### WHAT THE EXERCISE ASKS
Print every entry, word for word, and skip the images.

### Collected data
§
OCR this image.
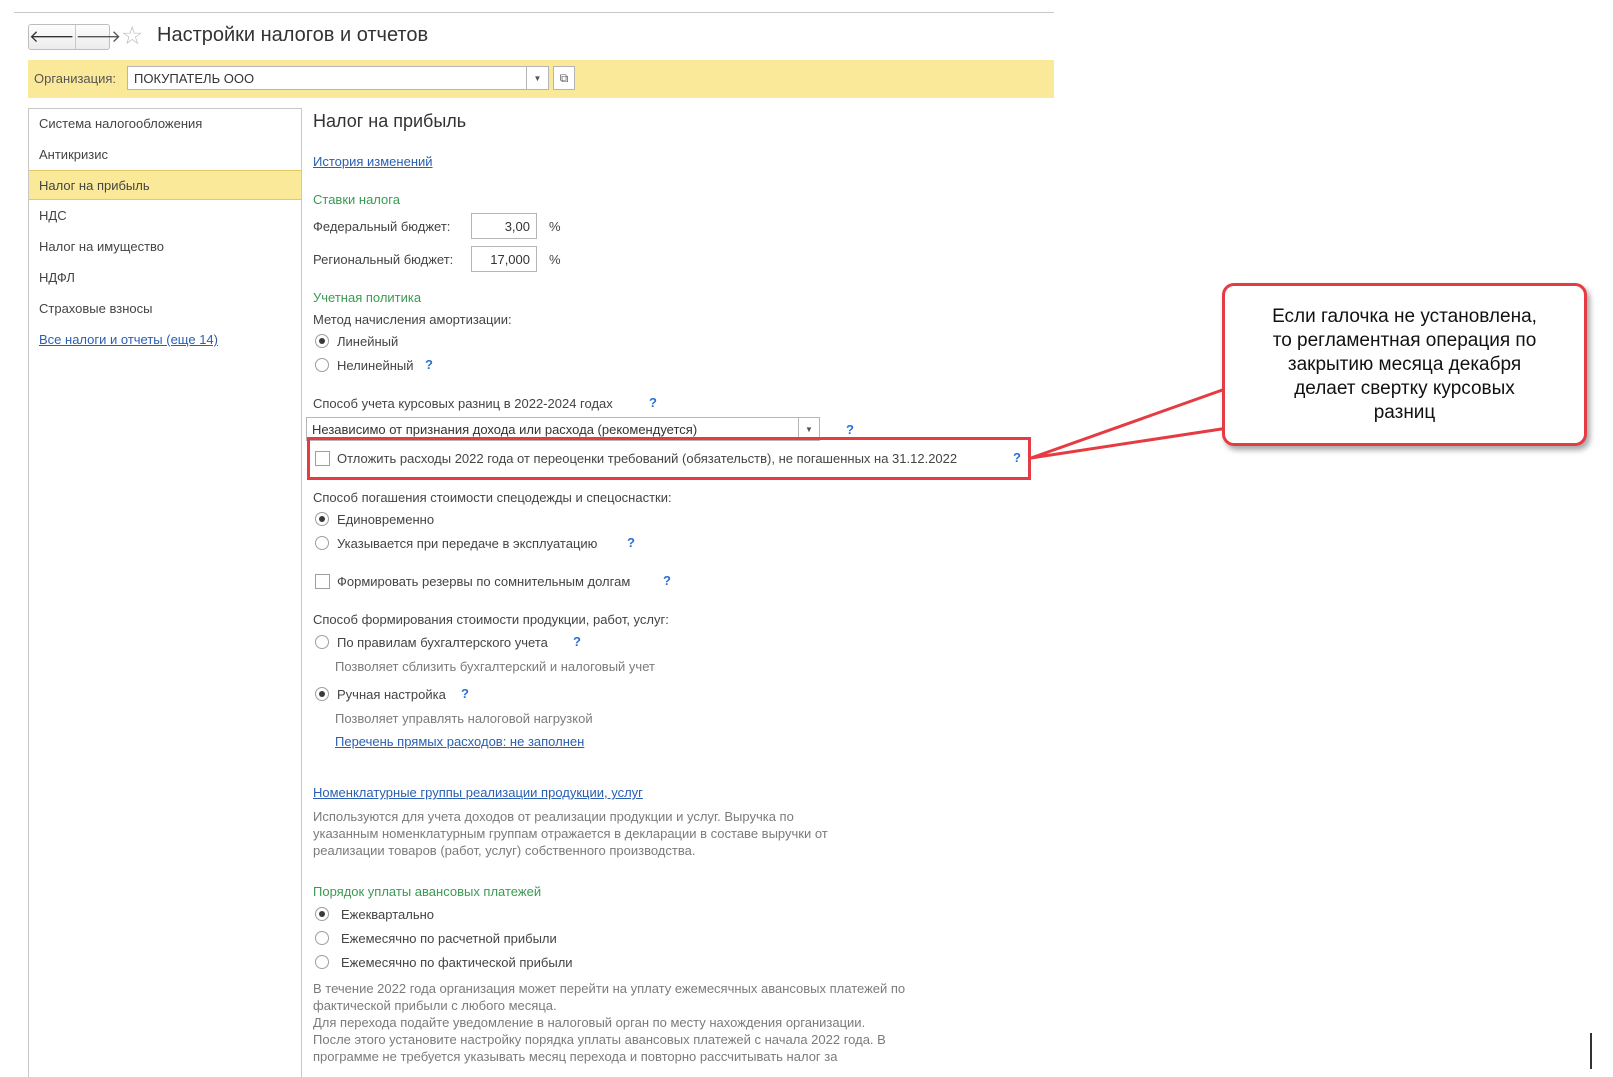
🡐 🡒 ☆ Настройки налогов и отчетов
Организация:	ПОКУПАТЕЛЬ ООО	▼ ⧉
Система налогообложения
Антикризис
Налог на прибыль
НДС
Налог на имущество
НДФЛ
Страховые взносы
Все налоги и отчеты (еще 14)
Налог на прибыль
История изменений
Ставки налога
Федеральный бюджет:	3,00	%
Региональный бюджет:	17,000	%
Учетная политика
Метод начисления амортизации:
Линейный
Нелинейный ?
Способ учета курсовых разниц в 2022-2024 годах	?
Независимо от признания дохода или расхода (рекомендуется)	▼	?
Отложить расходы 2022 года от переоценки требований (обязательств), не погашенных на 31.12.2022	?
Способ погашения стоимости спецодежды и спецоснастки:
Единовременно
Указывается при передаче в эксплуатацию ?
Формировать резервы по сомнительным долгам	?
Способ формирования стоимости продукции, работ, услуг:
По правилам бухгалтерского учета ?
Позволяет сблизить бухгалтерский и налоговый учет
Ручная настройка ?
Позволяет управлять налоговой нагрузкой
Перечень прямых расходов: не заполнен
Номенклатурные группы реализации продукции, услуг
Используются для учета доходов от реализации продукции и услуг. Выручка по
указанным номенклатурным группам отражается в декларации в составе выручки от
реализации товаров (работ, услуг) собственного производства.
Порядок уплаты авансовых платежей
Ежеквартально
Ежемесячно по расчетной прибыли
Ежемесячно по фактической прибыли
В течение 2022 года организация может перейти на уплату ежемесячных авансовых платежей по
фактической прибыли с любого месяца.
Для перехода подайте уведомление в налоговый орган по месту нахождения организации.
После этого установите настройку порядка уплаты авансовых платежей с начала 2022 года. В
программе не требуется указывать месяц перехода и повторно рассчитывать налог за
Если галочка не установлена,
то регламентная операция по
закрытию месяца декабря
делает свертку курсовых
разниц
§
### ANSWER TO THE PROBLEM
OCR this image.
🡐 🡒 ☆ Настройки налогов и отчетов
Организация:	ПОКУПАТЕЛЬ ООО	▼ ⧉
Система налогообложения
Антикризис
Налог на прибыль
НДС
Налог на имущество
НДФЛ
Страховые взносы
Все налоги и отчеты (еще 14)
Налог на прибыль
История изменений
Ставки налога
Федеральный бюджет:	3,00	%
Региональный бюджет:	17,000	%
Учетная политика
Метод начисления амортизации:
Линейный
Нелинейный ?
Способ учета курсовых разниц в 2022-2024 годах	?
Независимо от признания дохода или расхода (рекомендуется)	▼	?
Отложить расходы 2022 года от переоценки требований (обязательств), не погашенных на 31.12.2022	?
Способ погашения стоимости спецодежды и спецоснастки:
Единовременно
Указывается при передаче в эксплуатацию ?
Формировать резервы по сомнительным долгам	?
Способ формирования стоимости продукции, работ, услуг:
По правилам бухгалтерского учета ?
Позволяет сблизить бухгалтерский и налоговый учет
Ручная настройка ?
Позволяет управлять налоговой нагрузкой
Перечень прямых расходов: не заполнен
Номенклатурные группы реализации продукции, услуг
Используются для учета доходов от реализации продукции и услуг. Выручка по
указанным номенклатурным группам отражается в декларации в составе выручки от
реализации товаров (работ, услуг) собственного производства.
Порядок уплаты авансовых платежей
Ежеквартально
Ежемесячно по расчетной прибыли
Ежемесячно по фактической прибыли
В течение 2022 года организация может перейти на уплату ежемесячных авансовых платежей по
фактической прибыли с любого месяца.
Для перехода подайте уведомление в налоговый орган по месту нахождения организации.
После этого установите настройку порядка уплаты авансовых платежей с начала 2022 года. В
программе не требуется указывать месяц перехода и повторно рассчитывать налог за
Если галочка не установлена,
то регламентная операция по
закрытию месяца декабря
делает свертку курсовых
разниц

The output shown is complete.